[Task directions]: Each line below either holds the string "นางสาวน" or doesn't. Count those that do and give only the number.

Records from a data collection:
· · · · · · ·

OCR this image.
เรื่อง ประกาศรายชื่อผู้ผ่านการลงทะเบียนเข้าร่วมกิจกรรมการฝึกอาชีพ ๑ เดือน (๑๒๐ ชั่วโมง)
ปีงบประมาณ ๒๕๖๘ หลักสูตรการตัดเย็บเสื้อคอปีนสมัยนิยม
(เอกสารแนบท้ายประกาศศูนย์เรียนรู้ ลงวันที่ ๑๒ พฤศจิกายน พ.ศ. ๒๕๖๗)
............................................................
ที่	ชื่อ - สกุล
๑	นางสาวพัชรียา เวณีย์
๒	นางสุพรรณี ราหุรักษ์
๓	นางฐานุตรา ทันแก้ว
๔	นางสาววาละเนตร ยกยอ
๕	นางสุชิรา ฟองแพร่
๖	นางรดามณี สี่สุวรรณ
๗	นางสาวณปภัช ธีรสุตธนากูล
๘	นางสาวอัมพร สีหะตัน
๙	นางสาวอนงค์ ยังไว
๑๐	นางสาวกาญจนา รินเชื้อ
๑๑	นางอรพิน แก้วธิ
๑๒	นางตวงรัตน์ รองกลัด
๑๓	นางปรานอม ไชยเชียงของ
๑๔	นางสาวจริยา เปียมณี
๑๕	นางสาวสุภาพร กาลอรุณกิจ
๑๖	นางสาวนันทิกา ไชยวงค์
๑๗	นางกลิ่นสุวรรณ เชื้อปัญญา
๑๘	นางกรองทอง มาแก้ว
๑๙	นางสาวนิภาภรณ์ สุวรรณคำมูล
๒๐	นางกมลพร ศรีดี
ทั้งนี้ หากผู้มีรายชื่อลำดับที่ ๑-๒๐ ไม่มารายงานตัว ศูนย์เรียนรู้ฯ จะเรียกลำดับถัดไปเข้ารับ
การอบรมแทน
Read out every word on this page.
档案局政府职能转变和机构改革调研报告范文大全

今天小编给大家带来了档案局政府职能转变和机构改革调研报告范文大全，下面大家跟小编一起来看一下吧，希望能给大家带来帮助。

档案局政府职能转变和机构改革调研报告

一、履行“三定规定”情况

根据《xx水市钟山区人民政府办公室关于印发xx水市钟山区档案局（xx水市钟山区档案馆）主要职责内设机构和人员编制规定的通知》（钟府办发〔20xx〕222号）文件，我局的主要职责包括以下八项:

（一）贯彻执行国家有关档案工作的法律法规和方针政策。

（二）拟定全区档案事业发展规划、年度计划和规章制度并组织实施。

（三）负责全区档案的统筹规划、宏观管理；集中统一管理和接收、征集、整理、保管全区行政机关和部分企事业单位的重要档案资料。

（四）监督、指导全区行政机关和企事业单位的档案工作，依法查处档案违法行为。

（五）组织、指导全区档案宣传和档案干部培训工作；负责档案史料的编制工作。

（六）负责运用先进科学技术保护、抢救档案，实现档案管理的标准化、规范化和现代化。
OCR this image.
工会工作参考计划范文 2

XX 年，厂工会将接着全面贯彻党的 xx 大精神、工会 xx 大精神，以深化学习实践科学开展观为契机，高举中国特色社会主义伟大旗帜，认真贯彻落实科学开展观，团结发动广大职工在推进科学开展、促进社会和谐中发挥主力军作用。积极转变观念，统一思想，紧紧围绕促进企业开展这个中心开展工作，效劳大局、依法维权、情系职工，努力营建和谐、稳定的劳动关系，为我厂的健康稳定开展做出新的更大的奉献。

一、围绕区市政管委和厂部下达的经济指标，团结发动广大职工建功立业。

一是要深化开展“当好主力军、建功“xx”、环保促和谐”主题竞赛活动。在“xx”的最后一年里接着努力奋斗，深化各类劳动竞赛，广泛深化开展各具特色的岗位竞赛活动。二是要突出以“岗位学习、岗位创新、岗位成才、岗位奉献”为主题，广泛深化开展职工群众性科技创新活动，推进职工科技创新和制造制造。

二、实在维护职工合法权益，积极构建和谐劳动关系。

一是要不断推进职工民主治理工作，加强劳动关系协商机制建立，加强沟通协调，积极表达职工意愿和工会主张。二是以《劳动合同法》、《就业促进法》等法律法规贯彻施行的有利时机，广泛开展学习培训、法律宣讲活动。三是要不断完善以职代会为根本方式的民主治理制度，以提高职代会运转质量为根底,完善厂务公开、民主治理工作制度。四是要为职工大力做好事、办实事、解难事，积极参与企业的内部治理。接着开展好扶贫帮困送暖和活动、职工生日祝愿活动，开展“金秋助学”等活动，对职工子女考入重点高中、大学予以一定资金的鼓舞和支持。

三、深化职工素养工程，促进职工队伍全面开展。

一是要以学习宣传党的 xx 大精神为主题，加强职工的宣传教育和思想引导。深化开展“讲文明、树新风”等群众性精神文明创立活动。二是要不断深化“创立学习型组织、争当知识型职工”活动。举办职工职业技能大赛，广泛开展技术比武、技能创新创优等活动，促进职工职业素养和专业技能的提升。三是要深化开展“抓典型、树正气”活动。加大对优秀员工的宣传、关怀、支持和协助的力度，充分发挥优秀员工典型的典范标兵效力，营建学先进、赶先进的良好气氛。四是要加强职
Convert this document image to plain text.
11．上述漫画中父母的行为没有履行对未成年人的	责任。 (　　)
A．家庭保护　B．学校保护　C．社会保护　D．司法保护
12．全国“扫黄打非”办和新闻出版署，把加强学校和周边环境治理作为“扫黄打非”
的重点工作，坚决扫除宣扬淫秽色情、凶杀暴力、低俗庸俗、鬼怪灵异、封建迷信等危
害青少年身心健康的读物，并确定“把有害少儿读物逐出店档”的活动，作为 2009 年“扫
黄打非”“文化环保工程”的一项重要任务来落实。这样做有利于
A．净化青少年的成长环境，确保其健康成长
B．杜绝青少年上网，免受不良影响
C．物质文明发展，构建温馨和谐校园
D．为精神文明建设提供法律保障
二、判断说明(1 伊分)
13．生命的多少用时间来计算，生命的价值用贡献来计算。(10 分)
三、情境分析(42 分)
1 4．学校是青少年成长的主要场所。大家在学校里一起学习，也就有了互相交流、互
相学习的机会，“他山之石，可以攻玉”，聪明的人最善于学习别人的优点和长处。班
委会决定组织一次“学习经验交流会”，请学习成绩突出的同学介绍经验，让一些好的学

· · · · · · ·

[Response for this exercise]: 2